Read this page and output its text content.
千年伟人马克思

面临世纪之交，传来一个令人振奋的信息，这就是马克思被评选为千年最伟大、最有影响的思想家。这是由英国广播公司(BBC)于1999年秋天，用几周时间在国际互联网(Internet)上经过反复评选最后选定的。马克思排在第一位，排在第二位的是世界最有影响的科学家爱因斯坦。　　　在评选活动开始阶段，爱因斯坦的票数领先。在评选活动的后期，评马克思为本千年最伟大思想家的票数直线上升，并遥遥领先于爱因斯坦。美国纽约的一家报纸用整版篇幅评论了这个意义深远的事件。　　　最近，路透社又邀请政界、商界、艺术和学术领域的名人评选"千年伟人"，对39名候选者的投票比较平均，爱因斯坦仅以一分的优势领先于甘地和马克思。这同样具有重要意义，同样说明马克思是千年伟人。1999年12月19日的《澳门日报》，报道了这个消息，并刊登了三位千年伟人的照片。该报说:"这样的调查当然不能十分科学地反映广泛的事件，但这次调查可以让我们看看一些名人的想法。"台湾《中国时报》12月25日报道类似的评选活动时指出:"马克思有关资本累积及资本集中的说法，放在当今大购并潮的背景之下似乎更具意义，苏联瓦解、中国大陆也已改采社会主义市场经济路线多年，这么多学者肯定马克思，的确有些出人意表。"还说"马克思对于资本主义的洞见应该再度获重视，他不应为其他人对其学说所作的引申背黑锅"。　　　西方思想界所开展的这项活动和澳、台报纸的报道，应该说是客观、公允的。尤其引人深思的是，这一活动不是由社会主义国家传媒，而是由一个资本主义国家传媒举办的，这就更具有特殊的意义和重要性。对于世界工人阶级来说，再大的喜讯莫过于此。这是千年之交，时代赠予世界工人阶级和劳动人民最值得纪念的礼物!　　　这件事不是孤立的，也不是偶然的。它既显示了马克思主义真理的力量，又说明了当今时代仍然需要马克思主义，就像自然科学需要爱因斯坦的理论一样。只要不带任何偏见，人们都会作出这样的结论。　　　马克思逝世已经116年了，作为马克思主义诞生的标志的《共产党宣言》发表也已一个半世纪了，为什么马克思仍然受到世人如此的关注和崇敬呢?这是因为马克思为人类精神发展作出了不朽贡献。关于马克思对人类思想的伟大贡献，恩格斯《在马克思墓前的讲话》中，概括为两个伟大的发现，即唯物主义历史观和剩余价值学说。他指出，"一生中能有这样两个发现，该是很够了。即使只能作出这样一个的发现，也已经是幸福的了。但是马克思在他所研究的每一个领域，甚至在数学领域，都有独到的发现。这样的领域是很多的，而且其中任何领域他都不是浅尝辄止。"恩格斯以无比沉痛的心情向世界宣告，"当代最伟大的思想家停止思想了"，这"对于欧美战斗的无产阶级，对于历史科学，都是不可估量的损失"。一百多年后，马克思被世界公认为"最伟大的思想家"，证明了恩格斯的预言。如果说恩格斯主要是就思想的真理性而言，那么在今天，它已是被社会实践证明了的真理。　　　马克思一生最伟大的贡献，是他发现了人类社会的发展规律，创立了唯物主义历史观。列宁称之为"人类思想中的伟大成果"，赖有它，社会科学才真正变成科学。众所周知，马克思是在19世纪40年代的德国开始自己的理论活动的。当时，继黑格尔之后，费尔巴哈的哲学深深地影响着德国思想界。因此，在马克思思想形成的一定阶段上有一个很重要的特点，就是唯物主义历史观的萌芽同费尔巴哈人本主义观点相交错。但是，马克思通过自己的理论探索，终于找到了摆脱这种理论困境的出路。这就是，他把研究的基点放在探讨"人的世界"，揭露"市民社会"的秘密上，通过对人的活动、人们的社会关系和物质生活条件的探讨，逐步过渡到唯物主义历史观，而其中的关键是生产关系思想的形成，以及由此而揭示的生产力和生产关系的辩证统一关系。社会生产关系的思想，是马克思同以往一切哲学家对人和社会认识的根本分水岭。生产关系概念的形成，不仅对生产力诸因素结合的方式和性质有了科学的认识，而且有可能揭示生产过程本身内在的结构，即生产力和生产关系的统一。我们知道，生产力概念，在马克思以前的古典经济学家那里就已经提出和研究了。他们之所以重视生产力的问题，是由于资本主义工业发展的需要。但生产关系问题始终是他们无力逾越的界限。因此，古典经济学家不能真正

...

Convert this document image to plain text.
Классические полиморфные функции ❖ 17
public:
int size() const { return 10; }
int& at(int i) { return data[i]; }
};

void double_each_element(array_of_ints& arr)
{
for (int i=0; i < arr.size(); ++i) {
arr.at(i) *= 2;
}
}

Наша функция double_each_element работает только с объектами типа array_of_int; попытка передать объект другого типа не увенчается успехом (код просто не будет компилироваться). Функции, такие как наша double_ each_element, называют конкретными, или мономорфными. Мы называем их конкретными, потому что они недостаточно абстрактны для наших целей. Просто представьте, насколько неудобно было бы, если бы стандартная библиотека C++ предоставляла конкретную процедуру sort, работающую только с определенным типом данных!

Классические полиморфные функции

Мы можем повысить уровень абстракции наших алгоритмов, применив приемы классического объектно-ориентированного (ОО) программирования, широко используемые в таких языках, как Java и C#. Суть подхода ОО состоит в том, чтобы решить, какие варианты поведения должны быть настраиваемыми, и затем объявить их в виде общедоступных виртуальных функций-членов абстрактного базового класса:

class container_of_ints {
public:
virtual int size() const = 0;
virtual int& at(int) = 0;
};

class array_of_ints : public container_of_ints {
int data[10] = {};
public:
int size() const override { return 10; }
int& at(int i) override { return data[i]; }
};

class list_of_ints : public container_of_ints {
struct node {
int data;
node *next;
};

## TASK REQUIREMENTS
Scan the records for the string "const". Copy each line in which it appears.

## THE RESPONSE
int size() const { return 10; }
virtual int size() const = 0;
int size() const override { return 10; }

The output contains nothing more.